PROBLEM REQUIREMENTS: Copy every line from the material below that holds "Selects".

RECORDS PROVIDED:
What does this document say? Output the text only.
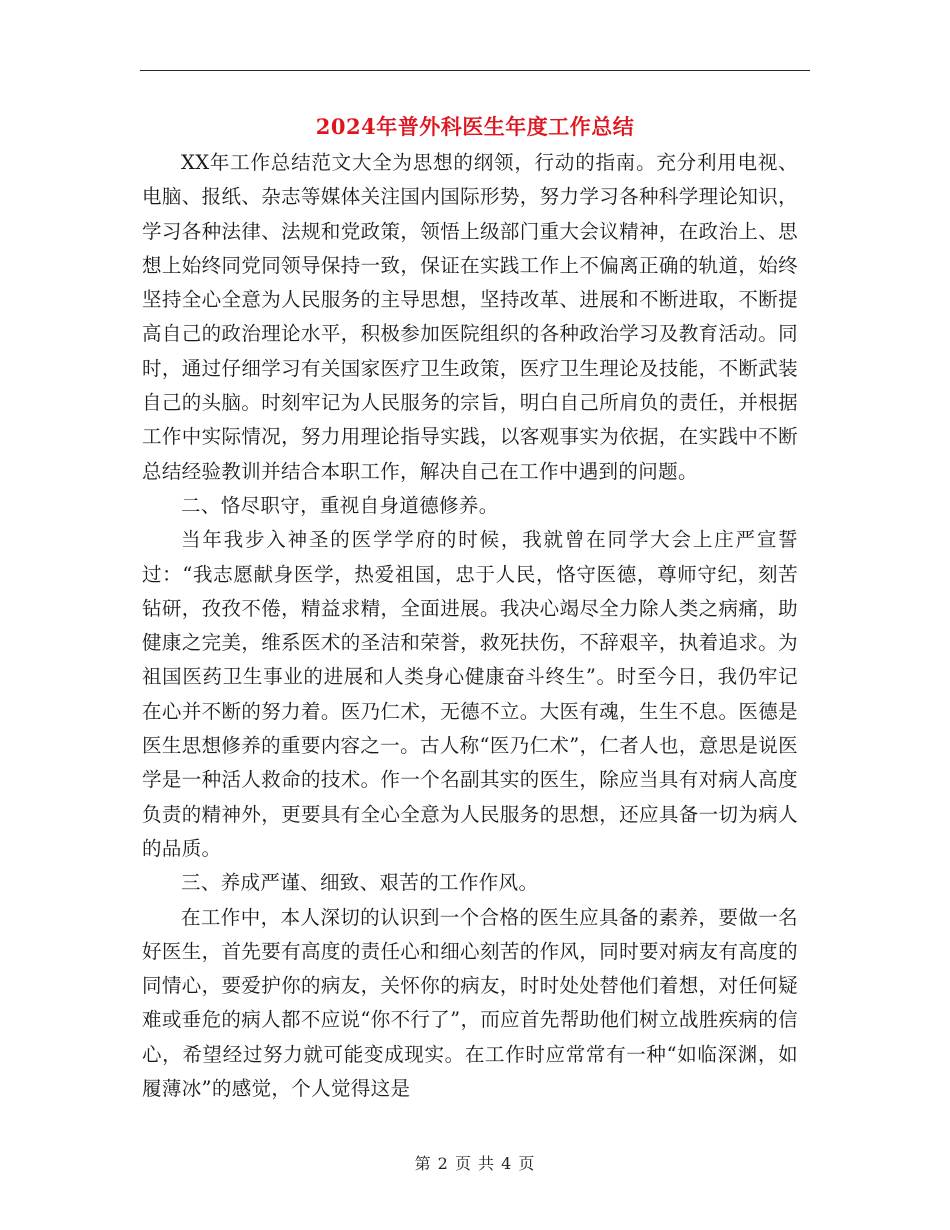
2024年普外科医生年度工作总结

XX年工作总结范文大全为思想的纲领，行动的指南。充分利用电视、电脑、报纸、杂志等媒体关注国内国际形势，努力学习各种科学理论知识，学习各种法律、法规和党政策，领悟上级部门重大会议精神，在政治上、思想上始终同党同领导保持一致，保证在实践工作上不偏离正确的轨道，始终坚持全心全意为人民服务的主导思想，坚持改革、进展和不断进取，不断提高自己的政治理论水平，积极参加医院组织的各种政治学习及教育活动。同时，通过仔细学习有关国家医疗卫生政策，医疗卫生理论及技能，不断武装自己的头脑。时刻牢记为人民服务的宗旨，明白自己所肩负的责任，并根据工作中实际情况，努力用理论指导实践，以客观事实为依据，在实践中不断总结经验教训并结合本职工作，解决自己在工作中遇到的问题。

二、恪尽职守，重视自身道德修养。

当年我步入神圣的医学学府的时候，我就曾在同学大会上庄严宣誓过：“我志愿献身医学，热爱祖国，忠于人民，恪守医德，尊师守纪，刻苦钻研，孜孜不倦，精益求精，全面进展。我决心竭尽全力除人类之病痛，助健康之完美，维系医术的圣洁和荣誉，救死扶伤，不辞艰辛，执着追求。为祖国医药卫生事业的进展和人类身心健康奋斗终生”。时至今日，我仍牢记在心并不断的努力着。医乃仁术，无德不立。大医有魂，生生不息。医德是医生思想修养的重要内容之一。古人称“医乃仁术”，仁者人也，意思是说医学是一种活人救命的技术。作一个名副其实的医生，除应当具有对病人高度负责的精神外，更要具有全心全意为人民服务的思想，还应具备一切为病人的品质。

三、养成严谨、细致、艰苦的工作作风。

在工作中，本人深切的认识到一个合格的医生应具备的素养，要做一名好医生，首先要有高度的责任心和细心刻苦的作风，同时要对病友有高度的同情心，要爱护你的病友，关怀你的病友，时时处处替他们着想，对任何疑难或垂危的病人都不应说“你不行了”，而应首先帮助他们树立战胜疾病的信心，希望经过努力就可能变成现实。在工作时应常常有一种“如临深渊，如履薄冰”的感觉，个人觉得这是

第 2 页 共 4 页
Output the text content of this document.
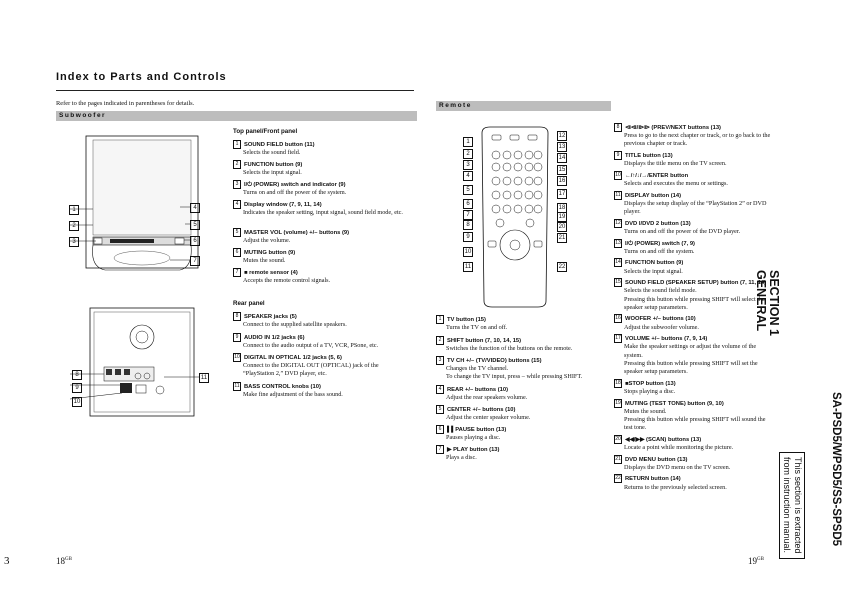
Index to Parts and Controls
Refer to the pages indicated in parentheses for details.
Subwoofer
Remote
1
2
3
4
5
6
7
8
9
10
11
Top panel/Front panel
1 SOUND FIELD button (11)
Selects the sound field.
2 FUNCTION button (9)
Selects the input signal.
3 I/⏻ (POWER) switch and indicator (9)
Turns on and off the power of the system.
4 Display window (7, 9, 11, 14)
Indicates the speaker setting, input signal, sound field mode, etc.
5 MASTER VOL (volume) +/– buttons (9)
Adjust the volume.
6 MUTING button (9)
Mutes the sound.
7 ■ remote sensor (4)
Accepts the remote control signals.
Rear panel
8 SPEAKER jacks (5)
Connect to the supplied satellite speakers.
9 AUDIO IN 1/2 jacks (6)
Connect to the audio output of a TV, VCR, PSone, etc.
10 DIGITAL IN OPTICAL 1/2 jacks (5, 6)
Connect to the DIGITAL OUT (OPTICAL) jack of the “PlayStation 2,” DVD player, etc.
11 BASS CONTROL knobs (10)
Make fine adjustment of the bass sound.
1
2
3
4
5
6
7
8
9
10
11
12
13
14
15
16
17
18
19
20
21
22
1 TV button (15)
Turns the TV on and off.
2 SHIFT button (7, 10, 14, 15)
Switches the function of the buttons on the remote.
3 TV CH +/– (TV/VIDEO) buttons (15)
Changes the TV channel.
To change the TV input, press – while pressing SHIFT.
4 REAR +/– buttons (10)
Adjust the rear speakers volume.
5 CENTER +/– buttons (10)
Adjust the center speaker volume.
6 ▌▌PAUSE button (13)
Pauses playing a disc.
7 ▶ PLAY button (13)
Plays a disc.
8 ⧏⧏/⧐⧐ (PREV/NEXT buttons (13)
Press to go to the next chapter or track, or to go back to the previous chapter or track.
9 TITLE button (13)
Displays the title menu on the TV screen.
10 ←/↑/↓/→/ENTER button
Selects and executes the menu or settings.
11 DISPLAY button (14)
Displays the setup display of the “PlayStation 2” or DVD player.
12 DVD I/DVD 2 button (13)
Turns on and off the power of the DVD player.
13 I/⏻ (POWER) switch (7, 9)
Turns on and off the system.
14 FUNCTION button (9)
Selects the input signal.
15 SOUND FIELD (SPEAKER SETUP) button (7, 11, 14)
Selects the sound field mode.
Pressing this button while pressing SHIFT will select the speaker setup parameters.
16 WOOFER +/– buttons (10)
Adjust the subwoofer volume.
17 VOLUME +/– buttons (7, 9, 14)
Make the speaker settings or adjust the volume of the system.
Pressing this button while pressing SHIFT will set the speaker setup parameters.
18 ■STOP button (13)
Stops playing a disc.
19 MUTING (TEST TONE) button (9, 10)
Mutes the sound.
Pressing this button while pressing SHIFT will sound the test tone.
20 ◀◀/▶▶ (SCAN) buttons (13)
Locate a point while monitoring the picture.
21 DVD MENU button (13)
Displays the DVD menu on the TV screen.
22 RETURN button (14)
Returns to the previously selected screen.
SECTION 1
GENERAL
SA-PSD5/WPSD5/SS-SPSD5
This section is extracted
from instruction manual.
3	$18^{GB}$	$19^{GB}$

FULL SOLUTION:
Selects the sound field.
Selects the input signal.
Selects and executes the menu or settings.
Selects the input signal.
Selects the sound field mode.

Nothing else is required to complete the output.